## What you need to do:
(a) List every actor that the Caligari passage names as playing a part in the film.
(b) Reproduce the Caligari passage word for word from "The people of" to "other than Caligari.".
(c) Resume the Caligari passage after its final sentence and write the next few sentences.

## Text segment:
((
In a way, this notorious year is of a piece thematically with a masterpiece of German Expressionist cinema that came out a hundred years ago. The Cabinet of Dr. Caligari, Robert Wiene’s baroque and haunting silent film, is the story of strange and disturbing events in the village of Holstenwall. Most of the movie is a flashback to scenes remembered by a young man, Francis, played by Friedrich Féher. The eponymous doctor, played by Werner Krauss, who is identified early on as a mountebank—a somewhat antiquated term for a huckster or snake-oil salesman—shows up one day looking to obtain a permit to exhibit at the local fair.
Once installed at the fair, he plans to rouse a freaky-looking sleeper, Cesare, played by Conrad Veidt, who will field questions from awe-stricken spectators. But Cesare will go on to do far more. At Caligari’s bidding, he’ll break into homes to commit murders and an abduction. He makes off with a young woman named Jane, played by Lil Dagover, with whom Francis and his friend Alan, played by Hans Heinz v. Twardowski, are both smitten.
The people of Holstenwall live in terror of the seemingly motiveless attacks. A local lout arrested for threatening an old woman with a knife says he was taking advantage of the general atmosphere to pursue his petty criminal activities. (This may sound familiar to some of us in a year of riots and looting masquerading as “protests.”) The pursuit of the malefactors leads to an asylum whose director, in a stunning twist, turns out to be none other than Caligari.
))
## Source data:
((
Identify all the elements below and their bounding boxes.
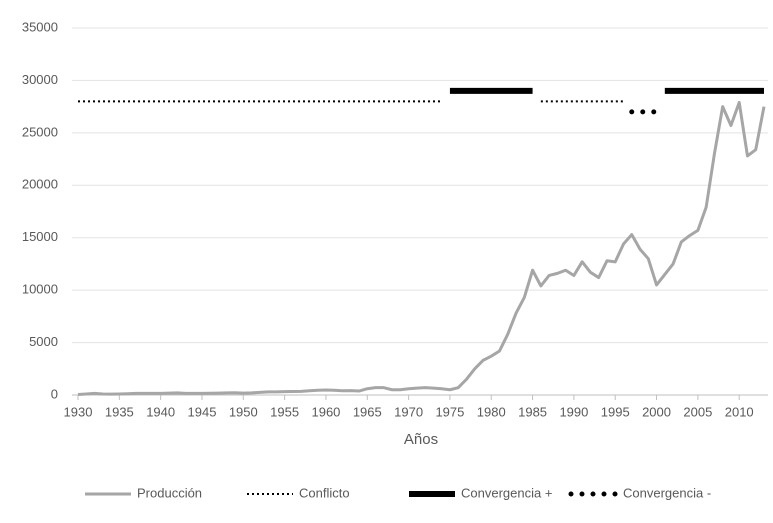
))
## Outputs in order:
(a) Friedrich Féher, Werner Krauss, Conrad Veidt, Lil Dagover, Hans Heinz v. Twardowski

(b)
The people of Holstenwall live in terror of the seemingly motiveless attacks. A local lout arrested for threatening an old woman with a knife says he was taking advantage of the general atmosphere to pursue his petty criminal activities. (This may sound familiar to some of us in a year of riots and looting masquerading as “protests.”) The pursuit of the malefactors leads to an asylum whose director, in a stunning twist, turns out to be none other than Caligari.

(c)
In a further startling revelation, we learn that Francis, who has remembered the events comprising most of the plot, is an inmate in the asylum and hence the very definition of an unreliable narrator. But this last twist, which dilutes the message of the tale by exposing it as a madman’s hallucinations, is one that the film’s writers, Hans Janowitz and Carl Mayer, explicitly opposed and even took unsuccessful legal action to keep out of the film. They had a message and meant it.
And what exactly is the message? Janowitz and Mayer are known to have harbored deep resentment toward certain of the authorities of their time. Both were pacifists in the aftermath of the worst human cataclysm Europe had known. Janowitz’s service in the war had left him particularly embittered, and Mayer had undergone the scrutiny of a military psychiatrist seeking to validate the claim of madness with which Mayer avoided duty.
These facts about the writers, and the role of the shadowy Dr. Caligari as the manipulator of his hapless subject, Cesare, have underpinned the traditional interpretation of the film as a metaphor about the authoritarianism that led the German state to draft and send millions of young men off to die in the war and that would reach its ghastly nadir in the 1930s with the rise of Hitler. This is the thesis of by far the best-known and most influential book on the movie, Siegfried Kracauer’s From Caligari to Hitler: A Psychological History of the German Film.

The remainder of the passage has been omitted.